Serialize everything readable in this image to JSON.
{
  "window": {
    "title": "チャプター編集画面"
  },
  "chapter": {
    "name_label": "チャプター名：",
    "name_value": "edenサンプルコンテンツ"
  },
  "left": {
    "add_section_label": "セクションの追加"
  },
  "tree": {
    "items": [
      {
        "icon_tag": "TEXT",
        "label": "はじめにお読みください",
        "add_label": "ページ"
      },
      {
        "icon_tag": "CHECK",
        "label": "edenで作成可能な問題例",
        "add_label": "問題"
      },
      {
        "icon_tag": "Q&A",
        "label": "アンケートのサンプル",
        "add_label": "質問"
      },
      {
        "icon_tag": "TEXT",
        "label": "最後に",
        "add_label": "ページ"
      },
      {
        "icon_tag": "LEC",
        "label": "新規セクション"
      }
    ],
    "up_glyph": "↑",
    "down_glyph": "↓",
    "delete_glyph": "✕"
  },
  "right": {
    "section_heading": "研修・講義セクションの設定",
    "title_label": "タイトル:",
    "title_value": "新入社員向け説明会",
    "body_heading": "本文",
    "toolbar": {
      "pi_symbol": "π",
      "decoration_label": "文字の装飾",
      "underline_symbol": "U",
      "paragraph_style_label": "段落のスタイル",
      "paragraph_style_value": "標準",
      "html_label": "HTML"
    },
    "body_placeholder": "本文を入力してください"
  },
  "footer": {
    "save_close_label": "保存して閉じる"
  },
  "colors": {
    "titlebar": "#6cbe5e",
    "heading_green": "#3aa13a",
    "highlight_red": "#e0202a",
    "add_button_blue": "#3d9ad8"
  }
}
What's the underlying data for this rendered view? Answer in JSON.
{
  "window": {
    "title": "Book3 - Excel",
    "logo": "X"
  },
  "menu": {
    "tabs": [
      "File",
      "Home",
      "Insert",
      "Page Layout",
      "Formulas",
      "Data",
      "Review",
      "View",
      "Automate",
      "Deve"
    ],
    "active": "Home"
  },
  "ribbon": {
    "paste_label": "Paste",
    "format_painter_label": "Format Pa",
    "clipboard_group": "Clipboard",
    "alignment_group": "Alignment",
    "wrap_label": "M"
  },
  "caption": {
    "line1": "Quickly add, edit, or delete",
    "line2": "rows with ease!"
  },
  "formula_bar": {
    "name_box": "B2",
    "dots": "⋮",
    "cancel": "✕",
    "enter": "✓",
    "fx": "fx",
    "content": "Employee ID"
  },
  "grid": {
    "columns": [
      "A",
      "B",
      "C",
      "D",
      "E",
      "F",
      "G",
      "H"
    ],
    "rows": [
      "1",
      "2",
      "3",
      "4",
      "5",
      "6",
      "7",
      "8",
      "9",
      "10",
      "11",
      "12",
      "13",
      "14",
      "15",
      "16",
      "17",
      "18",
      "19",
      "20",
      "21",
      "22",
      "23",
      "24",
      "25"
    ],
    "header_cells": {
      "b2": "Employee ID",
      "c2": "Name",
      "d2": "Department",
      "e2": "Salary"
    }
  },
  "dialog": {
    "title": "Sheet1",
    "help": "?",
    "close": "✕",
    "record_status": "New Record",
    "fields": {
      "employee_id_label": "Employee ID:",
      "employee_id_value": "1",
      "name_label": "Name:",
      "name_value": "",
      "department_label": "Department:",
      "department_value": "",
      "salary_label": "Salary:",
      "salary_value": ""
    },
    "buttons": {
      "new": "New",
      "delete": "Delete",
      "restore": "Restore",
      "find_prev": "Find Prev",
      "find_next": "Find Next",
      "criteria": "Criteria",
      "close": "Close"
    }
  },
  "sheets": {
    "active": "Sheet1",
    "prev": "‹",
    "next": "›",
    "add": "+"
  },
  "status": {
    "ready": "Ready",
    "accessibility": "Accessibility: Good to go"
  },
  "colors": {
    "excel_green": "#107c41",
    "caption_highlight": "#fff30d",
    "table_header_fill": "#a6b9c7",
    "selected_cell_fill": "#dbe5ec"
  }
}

EXERCISE REQUIREMENTS: Repeat every line of the records above exactly.

FULL ANSWER:
Serialize everything readable in this image to JSON.
{
  "window": {
    "title": "チャプター編集画面"
  },
  "chapter": {
    "name_label": "チャプター名：",
    "name_value": "edenサンプルコンテンツ"
  },
  "left": {
    "add_section_label": "セクションの追加"
  },
  "tree": {
    "items": [
      {
        "icon_tag": "TEXT",
        "label": "はじめにお読みください",
        "add_label": "ページ"
      },
      {
        "icon_tag": "CHECK",
        "label": "edenで作成可能な問題例",
        "add_label": "問題"
      },
      {
        "icon_tag": "Q&A",
        "label": "アンケートのサンプル",
        "add_label": "質問"
      },
      {
        "icon_tag": "TEXT",
        "label": "最後に",
        "add_label": "ページ"
      },
      {
        "icon_tag": "LEC",
        "label": "新規セクション"
      }
    ],
    "up_glyph": "↑",
    "down_glyph": "↓",
    "delete_glyph": "✕"
  },
  "right": {
    "section_heading": "研修・講義セクションの設定",
    "title_label": "タイトル:",
    "title_value": "新入社員向け説明会",
    "body_heading": "本文",
    "toolbar": {
      "pi_symbol": "π",
      "decoration_label": "文字の装飾",
      "underline_symbol": "U",
      "paragraph_style_label": "段落のスタイル",
      "paragraph_style_value": "標準",
      "html_label": "HTML"
    },
    "body_placeholder": "本文を入力してください"
  },
  "footer": {
    "save_close_label": "保存して閉じる"
  },
  "colors": {
    "titlebar": "#6cbe5e",
    "heading_green": "#3aa13a",
    "highlight_red": "#e0202a",
    "add_button_blue": "#3d9ad8"
  }
}
What's the underlying data for this rendered view? Answer in JSON.
{
  "window": {
    "title": "Book3 - Excel",
    "logo": "X"
  },
  "menu": {
    "tabs": [
      "File",
      "Home",
      "Insert",
      "Page Layout",
      "Formulas",
      "Data",
      "Review",
      "View",
      "Automate",
      "Deve"
    ],
    "active": "Home"
  },
  "ribbon": {
    "paste_label": "Paste",
    "format_painter_label": "Format Pa",
    "clipboard_group": "Clipboard",
    "alignment_group": "Alignment",
    "wrap_label": "M"
  },
  "caption": {
    "line1": "Quickly add, edit, or delete",
    "line2": "rows with ease!"
  },
  "formula_bar": {
    "name_box": "B2",
    "dots": "⋮",
    "cancel": "✕",
    "enter": "✓",
    "fx": "fx",
    "content": "Employee ID"
  },
  "grid": {
    "columns": [
      "A",
      "B",
      "C",
      "D",
      "E",
      "F",
      "G",
      "H"
    ],
    "rows": [
      "1",
      "2",
      "3",
      "4",
      "5",
      "6",
      "7",
      "8",
      "9",
      "10",
      "11",
      "12",
      "13",
      "14",
      "15",
      "16",
      "17",
      "18",
      "19",
      "20",
      "21",
      "22",
      "23",
      "24",
      "25"
    ],
    "header_cells": {
      "b2": "Employee ID",
      "c2": "Name",
      "d2": "Department",
      "e2": "Salary"
    }
  },
  "dialog": {
    "title": "Sheet1",
    "help": "?",
    "close": "✕",
    "record_status": "New Record",
    "fields": {
      "employee_id_label": "Employee ID:",
      "employee_id_value": "1",
      "name_label": "Name:",
      "name_value": "",
      "department_label": "Department:",
      "department_value": "",
      "salary_label": "Salary:",
      "salary_value": ""
    },
    "buttons": {
      "new": "New",
      "delete": "Delete",
      "restore": "Restore",
      "find_prev": "Find Prev",
      "find_next": "Find Next",
      "criteria": "Criteria",
      "close": "Close"
    }
  },
  "sheets": {
    "active": "Sheet1",
    "prev": "‹",
    "next": "›",
    "add": "+"
  },
  "status": {
    "ready": "Ready",
    "accessibility": "Accessibility: Good to go"
  },
  "colors": {
    "excel_green": "#107c41",
    "caption_highlight": "#fff30d",
    "table_header_fill": "#a6b9c7",
    "selected_cell_fill": "#dbe5ec"
  }
}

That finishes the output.